→ **Exercise directions**
Locate the string "subtitle" in the records below. Copy every line where it occurs.

[Figure content listings]
--------------------------------

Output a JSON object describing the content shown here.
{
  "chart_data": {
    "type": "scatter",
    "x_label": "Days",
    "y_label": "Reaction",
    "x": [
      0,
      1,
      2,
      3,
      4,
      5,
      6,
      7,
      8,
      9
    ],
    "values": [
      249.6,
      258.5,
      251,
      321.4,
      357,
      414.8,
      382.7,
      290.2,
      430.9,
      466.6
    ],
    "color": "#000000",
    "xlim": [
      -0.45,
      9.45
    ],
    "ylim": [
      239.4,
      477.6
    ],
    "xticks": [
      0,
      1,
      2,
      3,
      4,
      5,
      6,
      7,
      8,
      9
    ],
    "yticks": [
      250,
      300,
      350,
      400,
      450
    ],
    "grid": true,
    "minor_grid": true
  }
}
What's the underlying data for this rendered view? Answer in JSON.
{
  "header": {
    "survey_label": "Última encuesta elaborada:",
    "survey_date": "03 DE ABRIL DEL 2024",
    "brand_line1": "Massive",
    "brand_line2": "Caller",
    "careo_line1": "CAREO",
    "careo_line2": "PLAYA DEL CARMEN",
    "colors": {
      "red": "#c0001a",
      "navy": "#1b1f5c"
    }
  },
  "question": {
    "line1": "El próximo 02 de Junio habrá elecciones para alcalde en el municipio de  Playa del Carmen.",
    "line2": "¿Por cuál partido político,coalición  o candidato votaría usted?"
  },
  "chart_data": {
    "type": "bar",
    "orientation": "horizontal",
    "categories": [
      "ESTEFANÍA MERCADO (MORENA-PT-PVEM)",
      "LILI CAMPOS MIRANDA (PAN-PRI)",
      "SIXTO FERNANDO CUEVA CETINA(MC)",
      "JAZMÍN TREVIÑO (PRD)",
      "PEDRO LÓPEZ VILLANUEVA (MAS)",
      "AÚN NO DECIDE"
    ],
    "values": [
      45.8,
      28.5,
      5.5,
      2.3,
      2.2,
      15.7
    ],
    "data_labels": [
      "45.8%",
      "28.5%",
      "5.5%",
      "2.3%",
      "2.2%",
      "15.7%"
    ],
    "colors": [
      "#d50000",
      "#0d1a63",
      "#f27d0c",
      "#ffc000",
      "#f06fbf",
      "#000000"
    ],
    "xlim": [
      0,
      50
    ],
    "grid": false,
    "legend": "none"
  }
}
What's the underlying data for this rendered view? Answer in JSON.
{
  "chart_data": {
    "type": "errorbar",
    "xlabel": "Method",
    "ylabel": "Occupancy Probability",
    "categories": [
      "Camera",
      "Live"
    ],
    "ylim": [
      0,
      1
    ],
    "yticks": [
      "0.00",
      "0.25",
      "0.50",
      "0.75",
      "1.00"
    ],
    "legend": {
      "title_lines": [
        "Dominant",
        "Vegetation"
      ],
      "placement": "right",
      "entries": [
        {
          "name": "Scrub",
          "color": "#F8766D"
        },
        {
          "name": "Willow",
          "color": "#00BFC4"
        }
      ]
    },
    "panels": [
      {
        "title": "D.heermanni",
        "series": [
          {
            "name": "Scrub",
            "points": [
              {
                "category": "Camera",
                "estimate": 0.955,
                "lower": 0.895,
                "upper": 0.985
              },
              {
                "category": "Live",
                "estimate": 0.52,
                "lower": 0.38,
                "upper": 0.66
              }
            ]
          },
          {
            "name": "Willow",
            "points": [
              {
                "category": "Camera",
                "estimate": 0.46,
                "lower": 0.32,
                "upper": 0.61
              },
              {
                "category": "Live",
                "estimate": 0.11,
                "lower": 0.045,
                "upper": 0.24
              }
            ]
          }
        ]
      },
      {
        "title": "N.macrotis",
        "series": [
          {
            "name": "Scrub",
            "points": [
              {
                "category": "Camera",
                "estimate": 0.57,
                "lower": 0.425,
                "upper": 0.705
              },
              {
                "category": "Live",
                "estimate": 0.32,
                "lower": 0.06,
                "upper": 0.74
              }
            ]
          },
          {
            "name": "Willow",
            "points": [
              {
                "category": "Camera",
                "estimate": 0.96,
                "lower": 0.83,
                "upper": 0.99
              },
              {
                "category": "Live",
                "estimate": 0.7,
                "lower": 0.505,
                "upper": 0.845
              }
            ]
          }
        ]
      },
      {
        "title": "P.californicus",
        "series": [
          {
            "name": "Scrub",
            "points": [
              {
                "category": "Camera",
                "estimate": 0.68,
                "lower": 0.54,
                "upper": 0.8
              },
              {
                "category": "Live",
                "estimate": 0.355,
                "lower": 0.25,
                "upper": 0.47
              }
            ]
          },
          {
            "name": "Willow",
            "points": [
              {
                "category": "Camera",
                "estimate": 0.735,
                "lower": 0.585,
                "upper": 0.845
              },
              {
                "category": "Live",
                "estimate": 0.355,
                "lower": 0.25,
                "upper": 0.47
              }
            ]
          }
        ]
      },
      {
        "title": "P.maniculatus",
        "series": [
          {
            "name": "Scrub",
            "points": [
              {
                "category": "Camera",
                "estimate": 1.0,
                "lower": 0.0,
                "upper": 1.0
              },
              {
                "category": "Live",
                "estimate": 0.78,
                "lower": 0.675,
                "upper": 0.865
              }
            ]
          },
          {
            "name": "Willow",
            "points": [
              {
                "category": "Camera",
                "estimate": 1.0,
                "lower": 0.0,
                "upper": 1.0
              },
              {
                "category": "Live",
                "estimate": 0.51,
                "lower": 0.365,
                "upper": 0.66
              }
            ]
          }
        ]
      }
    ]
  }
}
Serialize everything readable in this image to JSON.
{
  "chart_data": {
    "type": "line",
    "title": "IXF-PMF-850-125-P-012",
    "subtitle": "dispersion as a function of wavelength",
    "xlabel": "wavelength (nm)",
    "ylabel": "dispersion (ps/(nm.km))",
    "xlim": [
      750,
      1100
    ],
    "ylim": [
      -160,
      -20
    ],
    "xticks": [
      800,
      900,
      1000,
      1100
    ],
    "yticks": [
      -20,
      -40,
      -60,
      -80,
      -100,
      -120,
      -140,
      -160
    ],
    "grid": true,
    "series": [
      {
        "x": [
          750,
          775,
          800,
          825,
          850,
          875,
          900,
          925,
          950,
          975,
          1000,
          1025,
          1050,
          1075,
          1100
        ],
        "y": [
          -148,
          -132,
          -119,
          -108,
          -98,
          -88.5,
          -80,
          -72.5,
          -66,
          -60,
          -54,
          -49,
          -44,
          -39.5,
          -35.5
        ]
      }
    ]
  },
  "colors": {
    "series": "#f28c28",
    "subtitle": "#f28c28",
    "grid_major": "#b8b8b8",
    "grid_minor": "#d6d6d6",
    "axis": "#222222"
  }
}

--------------------------------

→ **Task output**
    "subtitle": "dispersion as a function of wavelength",
    "subtitle": "#f28c28",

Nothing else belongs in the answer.